-- start of Records provided --

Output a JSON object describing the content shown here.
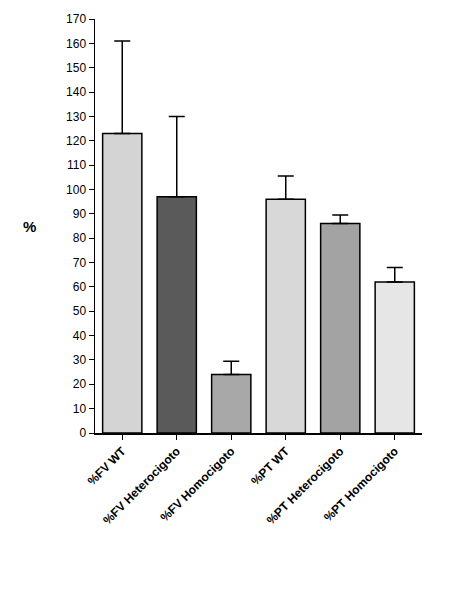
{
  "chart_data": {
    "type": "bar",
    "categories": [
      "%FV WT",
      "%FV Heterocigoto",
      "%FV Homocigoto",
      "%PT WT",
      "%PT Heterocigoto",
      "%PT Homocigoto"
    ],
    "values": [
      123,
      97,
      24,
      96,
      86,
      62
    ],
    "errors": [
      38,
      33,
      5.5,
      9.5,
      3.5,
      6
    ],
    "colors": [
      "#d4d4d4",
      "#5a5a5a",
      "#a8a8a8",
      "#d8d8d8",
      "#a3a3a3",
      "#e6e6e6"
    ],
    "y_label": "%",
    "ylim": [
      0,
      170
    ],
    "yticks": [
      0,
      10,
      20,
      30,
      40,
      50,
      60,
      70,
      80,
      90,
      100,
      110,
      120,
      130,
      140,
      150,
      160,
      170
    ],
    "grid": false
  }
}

-- end of Records provided --
-- start of Records provided --

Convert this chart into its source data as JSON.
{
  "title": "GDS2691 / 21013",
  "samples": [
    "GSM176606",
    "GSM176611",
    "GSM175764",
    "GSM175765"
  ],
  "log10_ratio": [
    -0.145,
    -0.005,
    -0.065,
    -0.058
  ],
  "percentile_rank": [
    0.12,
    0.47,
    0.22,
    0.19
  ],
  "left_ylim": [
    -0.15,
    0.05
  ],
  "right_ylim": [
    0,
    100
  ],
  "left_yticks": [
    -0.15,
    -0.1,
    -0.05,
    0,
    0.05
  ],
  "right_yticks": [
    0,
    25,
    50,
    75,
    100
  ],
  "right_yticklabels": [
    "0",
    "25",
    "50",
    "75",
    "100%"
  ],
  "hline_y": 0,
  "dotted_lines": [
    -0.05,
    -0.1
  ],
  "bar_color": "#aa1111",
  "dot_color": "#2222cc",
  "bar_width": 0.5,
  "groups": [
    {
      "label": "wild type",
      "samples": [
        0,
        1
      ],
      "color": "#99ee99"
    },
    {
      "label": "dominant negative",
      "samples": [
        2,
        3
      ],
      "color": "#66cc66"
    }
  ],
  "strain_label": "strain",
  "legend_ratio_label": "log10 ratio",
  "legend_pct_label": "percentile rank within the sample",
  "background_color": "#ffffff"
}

-- end of Records provided --
-- start of Records provided --

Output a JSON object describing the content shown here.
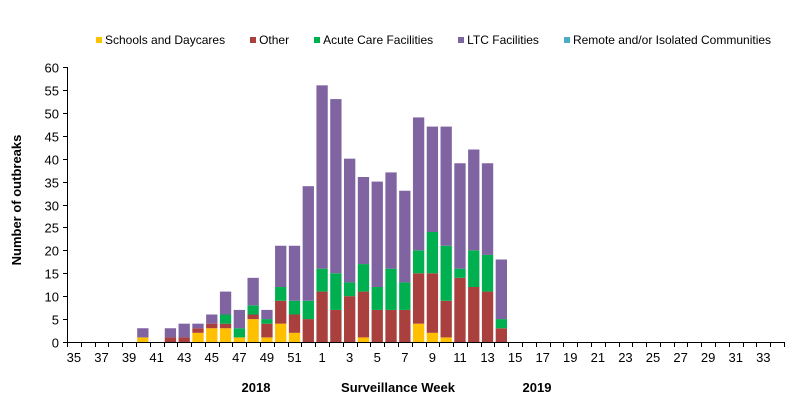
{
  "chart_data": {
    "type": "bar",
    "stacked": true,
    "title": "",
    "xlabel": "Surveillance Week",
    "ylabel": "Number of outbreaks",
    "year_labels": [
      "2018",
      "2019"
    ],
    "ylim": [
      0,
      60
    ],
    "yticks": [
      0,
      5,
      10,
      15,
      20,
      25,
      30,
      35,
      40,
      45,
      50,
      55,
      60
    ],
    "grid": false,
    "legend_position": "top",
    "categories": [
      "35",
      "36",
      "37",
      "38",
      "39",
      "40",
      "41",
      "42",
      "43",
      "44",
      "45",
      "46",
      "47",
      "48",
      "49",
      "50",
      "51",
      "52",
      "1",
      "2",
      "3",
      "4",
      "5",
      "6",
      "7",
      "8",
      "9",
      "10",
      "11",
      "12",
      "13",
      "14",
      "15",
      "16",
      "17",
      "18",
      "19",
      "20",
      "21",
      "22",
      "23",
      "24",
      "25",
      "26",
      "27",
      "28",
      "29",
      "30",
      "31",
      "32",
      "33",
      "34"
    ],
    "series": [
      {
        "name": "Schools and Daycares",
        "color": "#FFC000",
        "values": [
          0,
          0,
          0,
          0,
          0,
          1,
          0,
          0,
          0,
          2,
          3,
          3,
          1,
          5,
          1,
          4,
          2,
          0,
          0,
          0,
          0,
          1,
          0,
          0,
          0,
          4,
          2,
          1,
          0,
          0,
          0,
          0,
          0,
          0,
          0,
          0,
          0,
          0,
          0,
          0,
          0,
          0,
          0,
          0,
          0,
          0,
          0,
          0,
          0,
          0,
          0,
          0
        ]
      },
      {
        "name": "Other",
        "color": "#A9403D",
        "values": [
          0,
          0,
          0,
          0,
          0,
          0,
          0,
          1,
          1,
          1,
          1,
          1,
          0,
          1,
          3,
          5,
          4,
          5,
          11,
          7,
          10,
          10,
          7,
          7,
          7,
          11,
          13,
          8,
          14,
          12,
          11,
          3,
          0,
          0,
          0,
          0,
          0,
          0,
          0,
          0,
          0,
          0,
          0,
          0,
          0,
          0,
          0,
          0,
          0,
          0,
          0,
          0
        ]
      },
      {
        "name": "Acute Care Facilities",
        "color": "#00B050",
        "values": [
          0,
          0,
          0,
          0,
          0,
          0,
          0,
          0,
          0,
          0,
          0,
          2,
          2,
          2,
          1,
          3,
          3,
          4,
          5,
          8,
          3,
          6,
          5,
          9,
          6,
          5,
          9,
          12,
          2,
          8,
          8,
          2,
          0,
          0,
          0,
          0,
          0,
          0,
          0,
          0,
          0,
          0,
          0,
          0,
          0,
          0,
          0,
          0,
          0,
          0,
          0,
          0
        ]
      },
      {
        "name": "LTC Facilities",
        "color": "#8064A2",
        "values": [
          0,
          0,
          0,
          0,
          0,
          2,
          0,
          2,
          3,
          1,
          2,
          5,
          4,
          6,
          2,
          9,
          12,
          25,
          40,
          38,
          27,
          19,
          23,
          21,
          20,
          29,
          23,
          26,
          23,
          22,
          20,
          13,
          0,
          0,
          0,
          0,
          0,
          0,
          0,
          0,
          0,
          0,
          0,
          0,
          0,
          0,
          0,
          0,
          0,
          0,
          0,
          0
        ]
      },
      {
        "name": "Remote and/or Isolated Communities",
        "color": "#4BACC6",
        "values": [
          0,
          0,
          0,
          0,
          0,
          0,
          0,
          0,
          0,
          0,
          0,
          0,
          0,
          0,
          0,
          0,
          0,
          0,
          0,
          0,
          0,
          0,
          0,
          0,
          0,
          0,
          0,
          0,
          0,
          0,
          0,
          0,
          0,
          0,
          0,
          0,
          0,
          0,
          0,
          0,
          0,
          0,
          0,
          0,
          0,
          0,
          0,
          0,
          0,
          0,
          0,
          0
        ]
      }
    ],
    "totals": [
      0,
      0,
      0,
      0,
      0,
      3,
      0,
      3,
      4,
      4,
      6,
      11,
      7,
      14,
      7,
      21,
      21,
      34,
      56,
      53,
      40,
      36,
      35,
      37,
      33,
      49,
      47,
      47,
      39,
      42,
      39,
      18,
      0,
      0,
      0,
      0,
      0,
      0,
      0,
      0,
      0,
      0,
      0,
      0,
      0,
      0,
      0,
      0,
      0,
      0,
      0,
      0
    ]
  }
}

-- end of Records provided --

*Brief*: Using the material above, report each line where "Facilities" occurs.

*Response to this task*:
        "name": "Acute Care Facilities",
        "name": "LTC Facilities",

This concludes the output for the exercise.